[Rows from a figure dataset]
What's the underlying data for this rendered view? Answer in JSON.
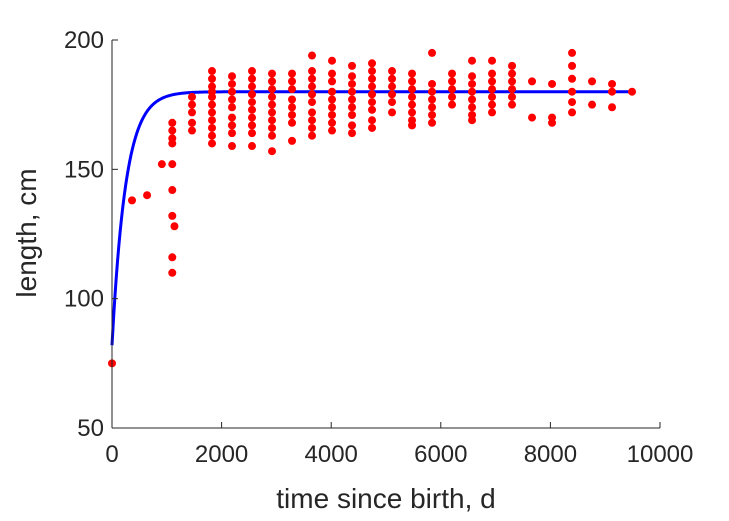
{
  "chart_data": {
    "type": "scatter",
    "title": "",
    "xlabel": "time since birth, d",
    "ylabel": "length, cm",
    "xlim": [
      0,
      10000
    ],
    "ylim": [
      50,
      200
    ],
    "xticks": [
      0,
      2000,
      4000,
      6000,
      8000,
      10000
    ],
    "yticks": [
      50,
      100,
      150,
      200
    ],
    "grid": false,
    "box": "left-bottom-axes",
    "colors": {
      "points": "#ff0000",
      "fit": "#0000ff",
      "axes": "#262626"
    },
    "series": [
      {
        "kind": "points",
        "points": [
          [
            0,
            75
          ],
          [
            365,
            138
          ],
          [
            640,
            140
          ],
          [
            910,
            152
          ],
          [
            1100,
            168
          ],
          [
            1100,
            165
          ],
          [
            1100,
            162
          ],
          [
            1100,
            160
          ],
          [
            1100,
            152
          ],
          [
            1100,
            142
          ],
          [
            1100,
            132
          ],
          [
            1100,
            116
          ],
          [
            1100,
            110
          ],
          [
            1140,
            128
          ],
          [
            1460,
            178
          ],
          [
            1460,
            175
          ],
          [
            1460,
            172
          ],
          [
            1460,
            168
          ],
          [
            1460,
            165
          ],
          [
            1825,
            188
          ],
          [
            1825,
            185
          ],
          [
            1825,
            182
          ],
          [
            1825,
            180
          ],
          [
            1825,
            178
          ],
          [
            1825,
            175
          ],
          [
            1825,
            172
          ],
          [
            1825,
            169
          ],
          [
            1825,
            166
          ],
          [
            1825,
            163
          ],
          [
            1825,
            160
          ],
          [
            2190,
            186
          ],
          [
            2190,
            183
          ],
          [
            2190,
            180
          ],
          [
            2190,
            177
          ],
          [
            2190,
            174
          ],
          [
            2190,
            170
          ],
          [
            2190,
            167
          ],
          [
            2190,
            164
          ],
          [
            2190,
            159
          ],
          [
            2555,
            188
          ],
          [
            2555,
            185
          ],
          [
            2555,
            182
          ],
          [
            2555,
            179
          ],
          [
            2555,
            176
          ],
          [
            2555,
            173
          ],
          [
            2555,
            170
          ],
          [
            2555,
            167
          ],
          [
            2555,
            164
          ],
          [
            2555,
            159
          ],
          [
            2920,
            187
          ],
          [
            2920,
            184
          ],
          [
            2920,
            181
          ],
          [
            2920,
            178
          ],
          [
            2920,
            175
          ],
          [
            2920,
            172
          ],
          [
            2920,
            169
          ],
          [
            2920,
            166
          ],
          [
            2920,
            163
          ],
          [
            2920,
            157
          ],
          [
            3285,
            187
          ],
          [
            3285,
            184
          ],
          [
            3285,
            181
          ],
          [
            3285,
            177
          ],
          [
            3285,
            174
          ],
          [
            3285,
            171
          ],
          [
            3285,
            168
          ],
          [
            3285,
            161
          ],
          [
            3650,
            194
          ],
          [
            3650,
            188
          ],
          [
            3650,
            185
          ],
          [
            3650,
            182
          ],
          [
            3650,
            179
          ],
          [
            3650,
            176
          ],
          [
            3650,
            172
          ],
          [
            3650,
            169
          ],
          [
            3650,
            166
          ],
          [
            3650,
            163
          ],
          [
            4015,
            192
          ],
          [
            4015,
            187
          ],
          [
            4015,
            184
          ],
          [
            4015,
            180
          ],
          [
            4015,
            177
          ],
          [
            4015,
            174
          ],
          [
            4015,
            171
          ],
          [
            4015,
            168
          ],
          [
            4015,
            165
          ],
          [
            4380,
            190
          ],
          [
            4380,
            186
          ],
          [
            4380,
            183
          ],
          [
            4380,
            180
          ],
          [
            4380,
            177
          ],
          [
            4380,
            174
          ],
          [
            4380,
            171
          ],
          [
            4380,
            167
          ],
          [
            4380,
            164
          ],
          [
            4745,
            191
          ],
          [
            4745,
            188
          ],
          [
            4745,
            185
          ],
          [
            4745,
            182
          ],
          [
            4745,
            179
          ],
          [
            4745,
            176
          ],
          [
            4745,
            173
          ],
          [
            4745,
            169
          ],
          [
            4745,
            166
          ],
          [
            5110,
            188
          ],
          [
            5110,
            185
          ],
          [
            5110,
            182
          ],
          [
            5110,
            179
          ],
          [
            5110,
            176
          ],
          [
            5110,
            172
          ],
          [
            5475,
            187
          ],
          [
            5475,
            184
          ],
          [
            5475,
            181
          ],
          [
            5475,
            178
          ],
          [
            5475,
            175
          ],
          [
            5475,
            172
          ],
          [
            5475,
            169
          ],
          [
            5475,
            167
          ],
          [
            5840,
            195
          ],
          [
            5840,
            183
          ],
          [
            5840,
            180
          ],
          [
            5840,
            177
          ],
          [
            5840,
            174
          ],
          [
            5840,
            171
          ],
          [
            5840,
            168
          ],
          [
            6205,
            187
          ],
          [
            6205,
            184
          ],
          [
            6205,
            181
          ],
          [
            6205,
            178
          ],
          [
            6205,
            175
          ],
          [
            6570,
            192
          ],
          [
            6570,
            186
          ],
          [
            6570,
            183
          ],
          [
            6570,
            180
          ],
          [
            6570,
            177
          ],
          [
            6570,
            174
          ],
          [
            6570,
            171
          ],
          [
            6570,
            169
          ],
          [
            6935,
            192
          ],
          [
            6935,
            187
          ],
          [
            6935,
            184
          ],
          [
            6935,
            181
          ],
          [
            6935,
            178
          ],
          [
            6935,
            175
          ],
          [
            6935,
            172
          ],
          [
            7300,
            190
          ],
          [
            7300,
            187
          ],
          [
            7300,
            184
          ],
          [
            7300,
            181
          ],
          [
            7300,
            178
          ],
          [
            7300,
            175
          ],
          [
            7665,
            184
          ],
          [
            7665,
            170
          ],
          [
            8030,
            183
          ],
          [
            8030,
            170
          ],
          [
            8030,
            168
          ],
          [
            8395,
            195
          ],
          [
            8395,
            190
          ],
          [
            8395,
            185
          ],
          [
            8395,
            180
          ],
          [
            8395,
            176
          ],
          [
            8395,
            172
          ],
          [
            8760,
            184
          ],
          [
            8760,
            175
          ],
          [
            9125,
            183
          ],
          [
            9125,
            180
          ],
          [
            9125,
            174
          ],
          [
            9490,
            180
          ]
        ]
      },
      {
        "kind": "line",
        "model": "von-bertalanffy",
        "L0": 82,
        "Linf": 180,
        "r": 0.004,
        "x_range": [
          0,
          9500
        ]
      }
    ]
  }
}
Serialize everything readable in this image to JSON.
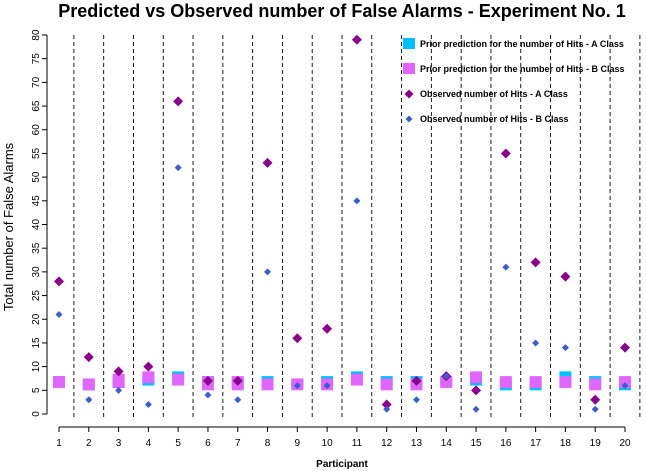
{
  "chart_data": {
    "type": "scatter",
    "title": "Predicted vs Observed number of False Alarms - Experiment No. 1",
    "xlabel": "Participant",
    "ylabel": "Total number of False Alarms",
    "x": [
      1,
      2,
      3,
      4,
      5,
      6,
      7,
      8,
      9,
      10,
      11,
      12,
      13,
      14,
      15,
      16,
      17,
      18,
      19,
      20
    ],
    "xlim": [
      1,
      20
    ],
    "ylim": [
      0,
      80
    ],
    "yticks": [
      0,
      5,
      10,
      15,
      20,
      25,
      30,
      35,
      40,
      45,
      50,
      55,
      60,
      65,
      70,
      75,
      80
    ],
    "xticks": [
      "1",
      "2",
      "3",
      "4",
      "5",
      "6",
      "7",
      "8",
      "9",
      "10",
      "11",
      "12",
      "13",
      "14",
      "15",
      "16",
      "17",
      "18",
      "19",
      "20"
    ],
    "separators": "dashed vertical line between participants",
    "legend_position": "top-right",
    "series": [
      {
        "name": "Prior prediction for the number of Hits - A Class",
        "marker": "bar",
        "color": "#00bfff",
        "values": [
          [
            6,
            8
          ],
          [
            5,
            7
          ],
          [
            5.5,
            7.5
          ],
          [
            6,
            8
          ],
          [
            7,
            9
          ],
          [
            6,
            8
          ],
          [
            5.5,
            7.5
          ],
          [
            6,
            8
          ],
          [
            5.5,
            7.5
          ],
          [
            6,
            8
          ],
          [
            7,
            9
          ],
          [
            6,
            8
          ],
          [
            6,
            8
          ],
          [
            6,
            8
          ],
          [
            6,
            8
          ],
          [
            5,
            7
          ],
          [
            5,
            7
          ],
          [
            7,
            9
          ],
          [
            6,
            8
          ],
          [
            5,
            7
          ]
        ]
      },
      {
        "name": "Prior prediction for the number of Hits - B Class",
        "marker": "bar",
        "color": "#e066ff",
        "values": [
          [
            5.5,
            8
          ],
          [
            5,
            7.5
          ],
          [
            5.5,
            8.5
          ],
          [
            6.5,
            9
          ],
          [
            6,
            8.5
          ],
          [
            5,
            8
          ],
          [
            5,
            8
          ],
          [
            5,
            7.5
          ],
          [
            5,
            7.5
          ],
          [
            5,
            7.5
          ],
          [
            6,
            8.5
          ],
          [
            5,
            7.5
          ],
          [
            5,
            7.5
          ],
          [
            5.5,
            8
          ],
          [
            6.5,
            9
          ],
          [
            5.5,
            8
          ],
          [
            5.5,
            8
          ],
          [
            5.5,
            8
          ],
          [
            5,
            7.5
          ],
          [
            5.5,
            8
          ]
        ]
      },
      {
        "name": "Observed number of Hits - A Class",
        "marker": "diamond",
        "color": "#8b008b",
        "values": [
          28,
          12,
          9,
          10,
          66,
          7,
          7,
          53,
          16,
          18,
          79,
          2,
          7,
          8,
          5,
          55,
          32,
          29,
          3,
          14
        ]
      },
      {
        "name": "Observed number of Hits - B Class",
        "marker": "diamond-small",
        "color": "#3a5fcd",
        "values": [
          21,
          3,
          5,
          2,
          52,
          4,
          3,
          30,
          6,
          6,
          45,
          1,
          3,
          8,
          1,
          31,
          15,
          14,
          1,
          6
        ]
      }
    ]
  }
}
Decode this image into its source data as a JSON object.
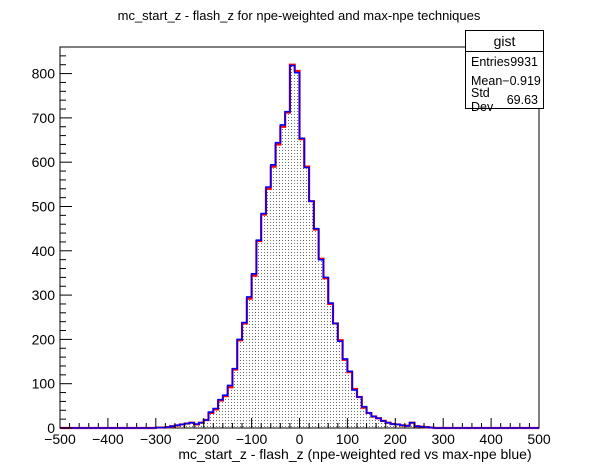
{
  "chart_data": {
    "type": "bar",
    "title": "mc_start_z - flash_z for npe-weighted and max-npe techniques",
    "xlabel": "mc_start_z - flash_z (npe-weighted red vs max-npe blue)",
    "ylabel": "",
    "xlim": [
      -500,
      500
    ],
    "ylim": [
      0,
      860
    ],
    "x_ticks": [
      -500,
      -400,
      -300,
      -200,
      -100,
      0,
      100,
      200,
      300,
      400,
      500
    ],
    "x_tick_labels": [
      "−500",
      "−400",
      "−300",
      "−200",
      "−100",
      "0",
      "100",
      "200",
      "300",
      "400",
      "500"
    ],
    "y_ticks": [
      0,
      100,
      200,
      300,
      400,
      500,
      600,
      700,
      800
    ],
    "y_tick_labels": [
      "0",
      "100",
      "200",
      "300",
      "400",
      "500",
      "600",
      "700",
      "800"
    ],
    "grid": false,
    "bin_width": 10,
    "bin_edges_range": [
      -500,
      500
    ],
    "series": [
      {
        "name": "npe-weighted",
        "color": "#ff0000",
        "fill": "dotted",
        "values": [
          0,
          0,
          0,
          0,
          0,
          0,
          0,
          0,
          0,
          0,
          0,
          0,
          0,
          0,
          0,
          0,
          0,
          0,
          0,
          0,
          1,
          1,
          2,
          4,
          6,
          8,
          10,
          12,
          8,
          12,
          18,
          34,
          42,
          62,
          72,
          92,
          132,
          198,
          236,
          292,
          344,
          422,
          482,
          540,
          590,
          640,
          680,
          712,
          820,
          806,
          652,
          590,
          512,
          448,
          382,
          338,
          280,
          236,
          198,
          154,
          126,
          88,
          70,
          46,
          34,
          26,
          22,
          16,
          12,
          9,
          8,
          6,
          5,
          12,
          4,
          3,
          2,
          1,
          0,
          0,
          0,
          0,
          0,
          0,
          0,
          0,
          0,
          0,
          0,
          0,
          0,
          0,
          0,
          0,
          0,
          0,
          0,
          0,
          0,
          0
        ]
      },
      {
        "name": "max-npe",
        "color": "#0000ff",
        "fill": "none",
        "values": [
          0,
          0,
          0,
          0,
          0,
          0,
          0,
          0,
          0,
          0,
          0,
          0,
          0,
          0,
          0,
          0,
          0,
          0,
          0,
          0,
          1,
          1,
          2,
          4,
          6,
          8,
          10,
          12,
          9,
          12,
          18,
          36,
          44,
          64,
          74,
          96,
          134,
          200,
          238,
          296,
          348,
          424,
          484,
          544,
          594,
          644,
          684,
          714,
          818,
          802,
          654,
          588,
          512,
          450,
          380,
          340,
          282,
          236,
          196,
          156,
          128,
          86,
          70,
          48,
          34,
          26,
          22,
          16,
          12,
          9,
          8,
          6,
          5,
          12,
          4,
          3,
          2,
          1,
          0,
          0,
          0,
          0,
          0,
          0,
          0,
          0,
          0,
          0,
          0,
          0,
          0,
          0,
          0,
          0,
          0,
          0,
          0,
          0,
          0,
          0
        ]
      }
    ],
    "stats": {
      "name": "gist",
      "entries_label": "Entries",
      "entries": "9931",
      "mean_label": "Mean",
      "mean": "−0.919",
      "std_label": "Std Dev",
      "std": "69.63"
    }
  }
}
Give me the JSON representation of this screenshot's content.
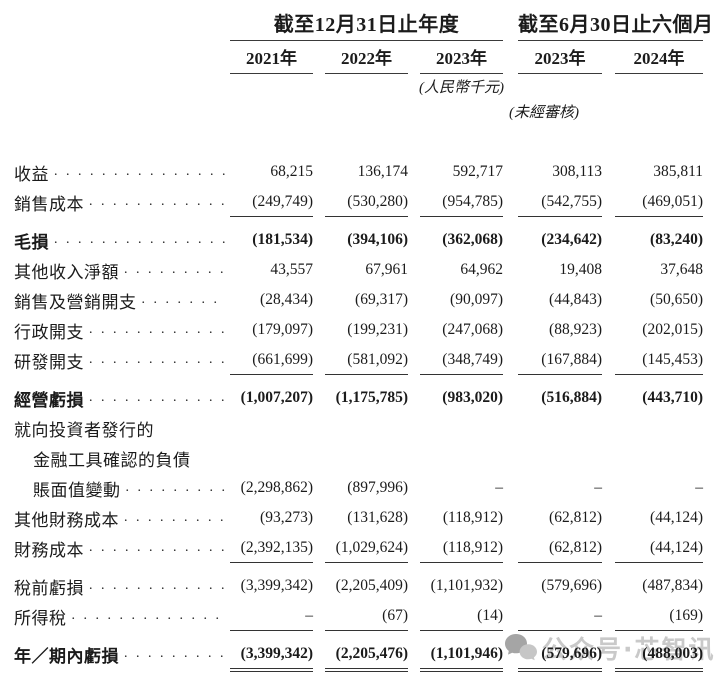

# Stated goal
Work out how many lines of the listing above include the word "name". Reply with nothing but the count.

# Answer
7